▶ **Instruction**: Copy all the entries below exactly, but not the pictures.

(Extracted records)
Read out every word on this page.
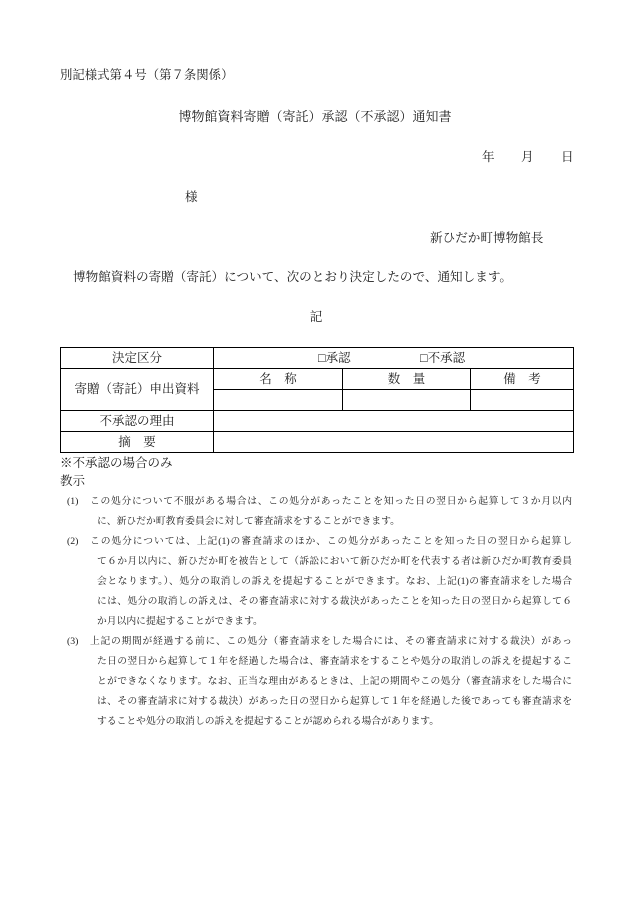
別記様式第４号（第７条関係）
博物館資料寄贈（寄託）承認（不承認）通知書
年 月 日
様
新ひだか町博物館長
博物館資料の寄贈（寄託）について、次のとおり決定したので、通知します。
記
決定区分	□承認 □不承認		

寄贈（寄託）申出資料	名　称	数　量	備　考

不承認の理由			
摘　要			
※不承認の場合のみ
教示
(1) この処分について不服がある場合は、この処分があったことを知った日の翌日から起算して３か月以内
に、新ひだか町教育委員会に対して審査請求をすることができます。
(2) この処分については、上記(1)の審査請求のほか、この処分があったことを知った日の翌日から起算し
て６か月以内に、新ひだか町を被告として（訴訟において新ひだか町を代表する者は新ひだか町教育委員
会となります。）、処分の取消しの訴えを提起することができます。なお、上記(1)の審査請求をした場合
には、処分の取消しの訴えは、その審査請求に対する裁決があったことを知った日の翌日から起算して６
か月以内に提起することができます。
(3) 上記の期間が経過する前に、この処分（審査請求をした場合には、その審査請求に対する裁決）があっ
た日の翌日から起算して１年を経過した場合は、審査請求をすることや処分の取消しの訴えを提起するこ
とができなくなります。なお、正当な理由があるときは、上記の期間やこの処分（審査請求をした場合に
は、その審査請求に対する裁決）があった日の翌日から起算して１年を経過した後であっても審査請求を
することや処分の取消しの訴えを提起することが認められる場合があります。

▶ **Full solution**:
Read out every word on this page.
別記様式第４号（第７条関係）
博物館資料寄贈（寄託）承認（不承認）通知書
年 月 日
様
新ひだか町博物館長
博物館資料の寄贈（寄託）について、次のとおり決定したので、通知します。
記
決定区分	□承認 □不承認		

寄贈（寄託）申出資料	名　称	数　量	備　考

不承認の理由			
摘　要			
※不承認の場合のみ
教示
(1) この処分について不服がある場合は、この処分があったことを知った日の翌日から起算して３か月以内
に、新ひだか町教育委員会に対して審査請求をすることができます。
(2) この処分については、上記(1)の審査請求のほか、この処分があったことを知った日の翌日から起算し
て６か月以内に、新ひだか町を被告として（訴訟において新ひだか町を代表する者は新ひだか町教育委員
会となります。）、処分の取消しの訴えを提起することができます。なお、上記(1)の審査請求をした場合
には、処分の取消しの訴えは、その審査請求に対する裁決があったことを知った日の翌日から起算して６
か月以内に提起することができます。
(3) 上記の期間が経過する前に、この処分（審査請求をした場合には、その審査請求に対する裁決）があっ
た日の翌日から起算して１年を経過した場合は、審査請求をすることや処分の取消しの訴えを提起するこ
とができなくなります。なお、正当な理由があるときは、上記の期間やこの処分（審査請求をした場合に
は、その審査請求に対する裁決）があった日の翌日から起算して１年を経過した後であっても審査請求を
することや処分の取消しの訴えを提起することが認められる場合があります。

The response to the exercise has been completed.